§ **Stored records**
.....
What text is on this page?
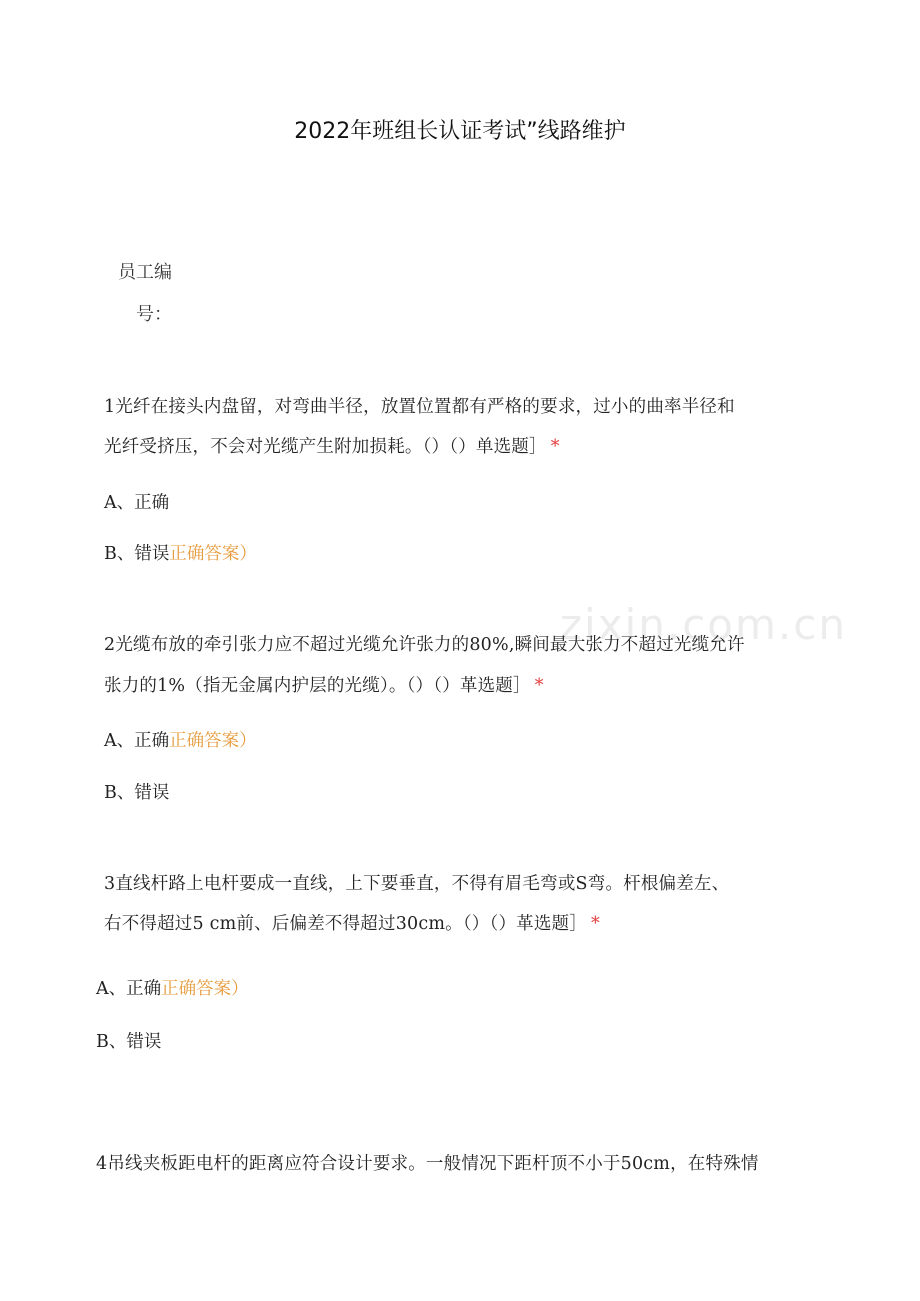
zixin.com.cn
2022年班组长认证考试”线路维护
员工编
号：
1光纤在接头内盘留，对弯曲半径，放置位置都有严格的要求，过小的曲率半径和
光纤受挤压，不会对光缆产生附加损耗。（）（）单选题］ *
A、正确
B、错误正确答案）
2光缆布放的牵引张力应不超过光缆允许张力的80%,瞬间最大张力不超过光缆允许
张力的1%（指无金属内护层的光缆）。（）（）革选题］ *
A、正确正确答案）
B、错误
3直线杆路上电杆要成一直线，上下要垂直，不得有眉毛弯或S弯。杆根偏差左、
右不得超过5 cm前、后偏差不得超过30cm。（）（）革选题］ *
A、正确正确答案）
B、错误
4吊线夹板距电杆的距离应符合设计要求。一般情况下距杆顶不小于50cm，在特殊情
.....
Write out the whole listing again, exactly, with no pictures.

What text is on this page?
zixin.com.cn
2022年班组长认证考试”线路维护
员工编
号：
1光纤在接头内盘留，对弯曲半径，放置位置都有严格的要求，过小的曲率半径和
光纤受挤压，不会对光缆产生附加损耗。（）（）单选题］ *
A、正确
B、错误正确答案）
2光缆布放的牵引张力应不超过光缆允许张力的80%,瞬间最大张力不超过光缆允许
张力的1%（指无金属内护层的光缆）。（）（）革选题］ *
A、正确正确答案）
B、错误
3直线杆路上电杆要成一直线，上下要垂直，不得有眉毛弯或S弯。杆根偏差左、
右不得超过5 cm前、后偏差不得超过30cm。（）（）革选题］ *
A、正确正确答案）
B、错误
4吊线夹板距电杆的距离应符合设计要求。一般情况下距杆顶不小于50cm，在特殊情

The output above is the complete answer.